#### [QUESTIONS ON THE MATERIAL]
- 1) Answer these questions from the notes on complications of local anesthesia:
(a) What needle gauge do the notes recommend?
(b) At most, how many penetrations should one needle be used for?
(c) For persistent anesthesia or paraesthesia, when does resolution begin and about how long does it take?
- 2) Pick up the notes on complications of local anesthesia after their last line and continue them.

#### [SOURCE DOCUMENT]
LOCAL COMPLICATIONS:

Needle breakage
Persistent anesthesia or paraesthesia
Facial nerve paralysis
Trismus
Soft tissue injury
Hematoma
Pain on injection
Burning on injection
Infection and edema
Sloughing of the tissue
Post anesthetic intraoral lesions

SYSTEMIC COMPLICATIONS:

Toxicity
Idiosyncracy
Allergy
Anaphylactoid reaction
Syncope

NEEDLE BREAKAGE


Become rare because of the use of disposable needles

Causes:

Bending of the needle.
Multiple usage( to be used for not more than 3-4 penetrations )
Change in path of insertion or forcing the needle against resistance
Sudden unexpected movement by the patient (esp. if movement is opp. to that of needle)
Smaller gauge
Defective manufacturing (extremely rare)
Prevention:

Use correct gauge – 25 gauge
Long needles – prevent penetration till hub
Not to redirect when in tissue

Management:

Instruct patient not to move and do not remove your hand. Try to keep the patients mouth open. If required place bite block
If fragment is visible, remove it with a hemostat
If fragment lost, inform the patient and allay fears and apprehension
Radiograph advised, if superficial it can be removed, but if located deep within the tissues, refer to a specialist

PERSISTENT ANESTHESIA OR PARAESTHESIA

Causes:

Trauma to the nerve
Injection of LA contaminated with alcohol or sterilizing solution
Hemorrhage in and around the nerve sheath
Problems:
Persistent anesthesia – usually rare
Biting / thermal / chemical insult – without patient awareness
When lingual nerve is involved – taste impaired
Prevention:
Proper care & handling of dental cartridge
Adherence to injection protocol

Management:
Reassurance
Resolution begins in 8 weeks and takes about a year.

#### [EXTRACTED RECORDS]
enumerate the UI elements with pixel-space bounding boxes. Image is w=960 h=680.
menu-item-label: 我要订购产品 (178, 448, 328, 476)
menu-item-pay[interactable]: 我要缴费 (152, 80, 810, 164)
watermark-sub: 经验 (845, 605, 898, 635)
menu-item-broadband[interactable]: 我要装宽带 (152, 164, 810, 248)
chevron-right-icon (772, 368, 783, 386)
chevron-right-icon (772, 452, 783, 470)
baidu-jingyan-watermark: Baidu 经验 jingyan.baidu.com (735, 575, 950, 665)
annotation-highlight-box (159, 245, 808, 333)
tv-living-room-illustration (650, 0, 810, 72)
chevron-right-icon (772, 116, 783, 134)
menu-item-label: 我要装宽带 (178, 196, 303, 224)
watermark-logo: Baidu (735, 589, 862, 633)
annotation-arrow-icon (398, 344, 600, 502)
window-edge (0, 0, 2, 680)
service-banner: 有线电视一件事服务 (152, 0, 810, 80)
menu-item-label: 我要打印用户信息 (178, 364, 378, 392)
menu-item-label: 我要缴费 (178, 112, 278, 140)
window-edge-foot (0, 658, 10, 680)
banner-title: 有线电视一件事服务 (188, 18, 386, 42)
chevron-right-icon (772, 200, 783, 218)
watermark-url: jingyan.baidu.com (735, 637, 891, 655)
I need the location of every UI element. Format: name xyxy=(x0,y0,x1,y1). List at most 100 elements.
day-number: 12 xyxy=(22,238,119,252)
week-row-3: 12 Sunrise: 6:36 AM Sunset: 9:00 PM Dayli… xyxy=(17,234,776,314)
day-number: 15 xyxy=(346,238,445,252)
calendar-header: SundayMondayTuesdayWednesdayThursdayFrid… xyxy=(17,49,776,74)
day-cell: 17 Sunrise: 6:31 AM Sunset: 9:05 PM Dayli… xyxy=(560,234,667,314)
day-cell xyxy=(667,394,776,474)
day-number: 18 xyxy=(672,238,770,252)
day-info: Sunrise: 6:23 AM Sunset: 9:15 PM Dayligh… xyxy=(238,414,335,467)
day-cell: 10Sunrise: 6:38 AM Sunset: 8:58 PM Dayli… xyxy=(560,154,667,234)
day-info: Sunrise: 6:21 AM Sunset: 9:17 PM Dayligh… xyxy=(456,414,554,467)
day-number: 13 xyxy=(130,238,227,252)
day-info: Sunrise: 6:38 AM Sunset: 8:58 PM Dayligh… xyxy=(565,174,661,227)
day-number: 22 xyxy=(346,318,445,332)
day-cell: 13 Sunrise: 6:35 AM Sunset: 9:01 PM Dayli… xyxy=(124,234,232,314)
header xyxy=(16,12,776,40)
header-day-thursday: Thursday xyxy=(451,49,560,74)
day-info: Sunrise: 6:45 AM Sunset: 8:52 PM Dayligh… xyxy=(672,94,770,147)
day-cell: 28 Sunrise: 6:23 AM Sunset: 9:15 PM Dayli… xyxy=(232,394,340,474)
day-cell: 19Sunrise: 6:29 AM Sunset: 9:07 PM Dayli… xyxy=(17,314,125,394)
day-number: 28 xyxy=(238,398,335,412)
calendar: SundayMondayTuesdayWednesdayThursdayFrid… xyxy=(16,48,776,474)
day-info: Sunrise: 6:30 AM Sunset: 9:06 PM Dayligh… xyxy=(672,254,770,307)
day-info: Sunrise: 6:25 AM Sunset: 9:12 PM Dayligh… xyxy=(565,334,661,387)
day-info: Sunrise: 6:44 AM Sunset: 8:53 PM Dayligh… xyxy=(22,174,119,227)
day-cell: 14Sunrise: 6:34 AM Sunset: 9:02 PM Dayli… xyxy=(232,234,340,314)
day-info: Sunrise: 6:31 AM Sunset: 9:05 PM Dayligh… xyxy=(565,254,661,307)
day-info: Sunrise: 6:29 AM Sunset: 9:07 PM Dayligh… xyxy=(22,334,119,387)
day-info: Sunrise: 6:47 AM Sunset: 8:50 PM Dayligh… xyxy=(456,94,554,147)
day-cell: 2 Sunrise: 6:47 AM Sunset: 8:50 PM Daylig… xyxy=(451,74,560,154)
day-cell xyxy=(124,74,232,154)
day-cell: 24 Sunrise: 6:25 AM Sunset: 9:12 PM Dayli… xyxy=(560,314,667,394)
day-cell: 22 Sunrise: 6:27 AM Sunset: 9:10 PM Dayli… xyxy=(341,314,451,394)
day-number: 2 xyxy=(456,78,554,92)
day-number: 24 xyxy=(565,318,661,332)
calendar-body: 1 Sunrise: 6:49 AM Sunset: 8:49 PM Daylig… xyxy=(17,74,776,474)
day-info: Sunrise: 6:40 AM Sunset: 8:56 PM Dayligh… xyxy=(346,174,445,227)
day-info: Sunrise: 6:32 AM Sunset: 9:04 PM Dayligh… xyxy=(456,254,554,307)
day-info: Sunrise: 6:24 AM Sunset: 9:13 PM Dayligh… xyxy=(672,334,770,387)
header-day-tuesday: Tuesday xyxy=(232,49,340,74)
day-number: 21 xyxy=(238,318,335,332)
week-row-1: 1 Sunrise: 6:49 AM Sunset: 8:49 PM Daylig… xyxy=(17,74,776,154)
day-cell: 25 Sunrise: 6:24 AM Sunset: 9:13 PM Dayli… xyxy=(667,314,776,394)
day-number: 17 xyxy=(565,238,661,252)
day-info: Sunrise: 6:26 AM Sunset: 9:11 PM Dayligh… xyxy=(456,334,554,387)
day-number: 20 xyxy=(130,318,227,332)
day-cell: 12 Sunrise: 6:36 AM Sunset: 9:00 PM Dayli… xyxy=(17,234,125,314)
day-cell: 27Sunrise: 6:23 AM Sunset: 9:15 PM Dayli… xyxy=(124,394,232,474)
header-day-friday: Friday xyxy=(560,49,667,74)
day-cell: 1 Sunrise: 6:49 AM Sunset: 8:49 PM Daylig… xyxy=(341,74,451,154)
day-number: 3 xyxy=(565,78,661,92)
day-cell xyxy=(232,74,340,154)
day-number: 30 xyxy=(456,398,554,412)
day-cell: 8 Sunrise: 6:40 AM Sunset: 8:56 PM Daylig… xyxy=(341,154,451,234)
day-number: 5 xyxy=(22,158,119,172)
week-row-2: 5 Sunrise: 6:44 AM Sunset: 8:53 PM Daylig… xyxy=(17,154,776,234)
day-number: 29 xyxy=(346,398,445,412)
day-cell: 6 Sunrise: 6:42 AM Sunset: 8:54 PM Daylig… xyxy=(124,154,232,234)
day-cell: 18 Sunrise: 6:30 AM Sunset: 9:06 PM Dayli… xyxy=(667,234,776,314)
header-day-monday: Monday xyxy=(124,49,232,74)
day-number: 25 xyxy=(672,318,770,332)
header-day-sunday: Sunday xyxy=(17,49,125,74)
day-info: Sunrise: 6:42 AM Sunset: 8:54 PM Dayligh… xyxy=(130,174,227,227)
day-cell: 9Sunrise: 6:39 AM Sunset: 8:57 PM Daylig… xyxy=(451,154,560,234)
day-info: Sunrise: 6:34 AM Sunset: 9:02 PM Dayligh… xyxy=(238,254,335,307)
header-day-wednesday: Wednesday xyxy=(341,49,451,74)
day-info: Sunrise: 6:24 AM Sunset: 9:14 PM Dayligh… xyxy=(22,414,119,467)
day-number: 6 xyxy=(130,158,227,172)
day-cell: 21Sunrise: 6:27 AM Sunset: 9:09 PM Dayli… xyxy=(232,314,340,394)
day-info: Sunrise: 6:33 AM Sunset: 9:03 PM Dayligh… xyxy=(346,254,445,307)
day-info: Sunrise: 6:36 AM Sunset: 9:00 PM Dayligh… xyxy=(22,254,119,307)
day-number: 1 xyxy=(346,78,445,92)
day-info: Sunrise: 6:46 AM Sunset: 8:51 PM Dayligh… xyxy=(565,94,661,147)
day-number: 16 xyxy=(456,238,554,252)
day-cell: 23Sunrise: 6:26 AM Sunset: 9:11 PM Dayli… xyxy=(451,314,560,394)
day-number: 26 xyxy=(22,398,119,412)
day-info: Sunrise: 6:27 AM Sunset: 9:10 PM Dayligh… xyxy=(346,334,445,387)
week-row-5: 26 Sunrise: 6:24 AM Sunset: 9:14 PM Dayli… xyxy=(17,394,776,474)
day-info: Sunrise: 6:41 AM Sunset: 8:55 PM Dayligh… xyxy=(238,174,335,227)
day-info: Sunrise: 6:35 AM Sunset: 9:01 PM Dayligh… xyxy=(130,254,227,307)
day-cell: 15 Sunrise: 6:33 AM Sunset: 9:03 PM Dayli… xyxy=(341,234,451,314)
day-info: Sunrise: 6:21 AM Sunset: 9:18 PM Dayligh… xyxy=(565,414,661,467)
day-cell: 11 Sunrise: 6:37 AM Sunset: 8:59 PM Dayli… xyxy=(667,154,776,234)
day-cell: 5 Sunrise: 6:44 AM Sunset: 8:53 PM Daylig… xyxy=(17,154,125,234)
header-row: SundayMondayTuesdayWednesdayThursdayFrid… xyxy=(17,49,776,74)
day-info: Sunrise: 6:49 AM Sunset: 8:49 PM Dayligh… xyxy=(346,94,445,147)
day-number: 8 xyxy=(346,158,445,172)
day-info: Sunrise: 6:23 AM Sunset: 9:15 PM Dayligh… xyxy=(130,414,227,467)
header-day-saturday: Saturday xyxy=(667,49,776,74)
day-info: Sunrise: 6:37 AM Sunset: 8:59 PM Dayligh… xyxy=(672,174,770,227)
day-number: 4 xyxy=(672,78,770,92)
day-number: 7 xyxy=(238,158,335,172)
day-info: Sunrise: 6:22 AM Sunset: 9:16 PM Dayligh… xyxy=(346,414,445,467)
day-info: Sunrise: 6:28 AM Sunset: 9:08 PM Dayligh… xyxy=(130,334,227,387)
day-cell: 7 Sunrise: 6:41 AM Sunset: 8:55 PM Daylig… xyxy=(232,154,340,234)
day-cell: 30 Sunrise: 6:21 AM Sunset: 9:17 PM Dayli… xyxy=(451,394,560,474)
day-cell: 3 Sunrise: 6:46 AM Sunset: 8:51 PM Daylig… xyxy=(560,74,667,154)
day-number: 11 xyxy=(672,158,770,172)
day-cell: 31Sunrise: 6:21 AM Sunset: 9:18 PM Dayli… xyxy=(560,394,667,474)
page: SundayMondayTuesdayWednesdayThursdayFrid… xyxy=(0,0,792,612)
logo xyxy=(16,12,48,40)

#### [SOLVED PROBLEMS]
- 1)
(a) 25 gauge
(b) 3-4 penetrations
(c) It begins in 8 weeks and takes about a year.

- 2)
Periodic recall & check up of patients every 2 months
Persistent even after 1 year – consult neurosurgeon

FACIAL NERVE PARALYSIS

Cause:
LA solution into parotid gland – usually while giving INAB, Akinosi technique
Paralysis of its terminal branches during the infraorbital block or during canine infiltration

Problems:
Ipsilateral loss of motor control not more than several hours till the effect of anesthetic persists
Drooping of lip, inability to close eye lid

Prevention:
Needle tip to contact bone, redirection of needle to be done only after withdrawal
Avoid over insertion in Akinosi technique

TRISMUS

Trismus derived from the Greek word trismos, It is def. as the prolonged tetanic spasm of the jaw muscles by which the normal opening of the jaw is restricted.
Causes:
Trauma – to muscle / blood vessel
Irritating solution
LA solution is known to have slight myotoxicity
Hemorrhage
Infection
Multiple needle punctures
Excessive volume – distension of tissues
Problems:
In acute cases may lead to pain and decreased mobility
In Chronic cases trismus is due to organization of hematoma, fibrosis and scar contracture

Prevention:
Use of sharp, sterile, disposable needle
Aseptic technique
Practice atraumatic methods
Avoid repeated injections
Use minimum volume
Control infection

Management:
Heat therapy
Warm saline rinses, moist hot packs
Analgesics
NSAIDs, Codeine (30-60mg), muscle relaxants
Initial physiotherapy
Opening and closing the mouth and lateral excursions for 5 minutes, every 3-4 hr
Post pone treatment unless urgent
Antibiotic regime given if the pain and discomfort persists beyond 48 hrs as in such cases infection is suspected.

SOFT-TISSUE INJURY

Causes:

Soft tissue anesthesia lasts longer than pulpal anesthesia and this may lead to injury to the patient in the absence of sensory perception

Problems:

Trauma to anesthetized areas leading to swelling and significant pain

Prevention :

LA of appropriate duration to be selected.

 Cotton rolls secured with floss and warn the patient against eating, drinking hot fluids,

Management:

Analgesics, antibiotics, warm saline, petroleum jelly 

HEMATOMA

Causes:

Arterial & venous puncture – common in PSA & IANB

Patients with bleeding disorders

Problems:

Bruise – may / may not be visible extra-orally

Complications – pain & trismus

Swelling & discoloration which usually subsides within 7- 14 days

Prevention:

Knowledge of normal anatomy – proper technique

Modify techinque according to anatomy, e.g. shorter needle – PSA

Minimize the number of penetration

Management:

Immediate – apply firm pressure, for not less than 2 min.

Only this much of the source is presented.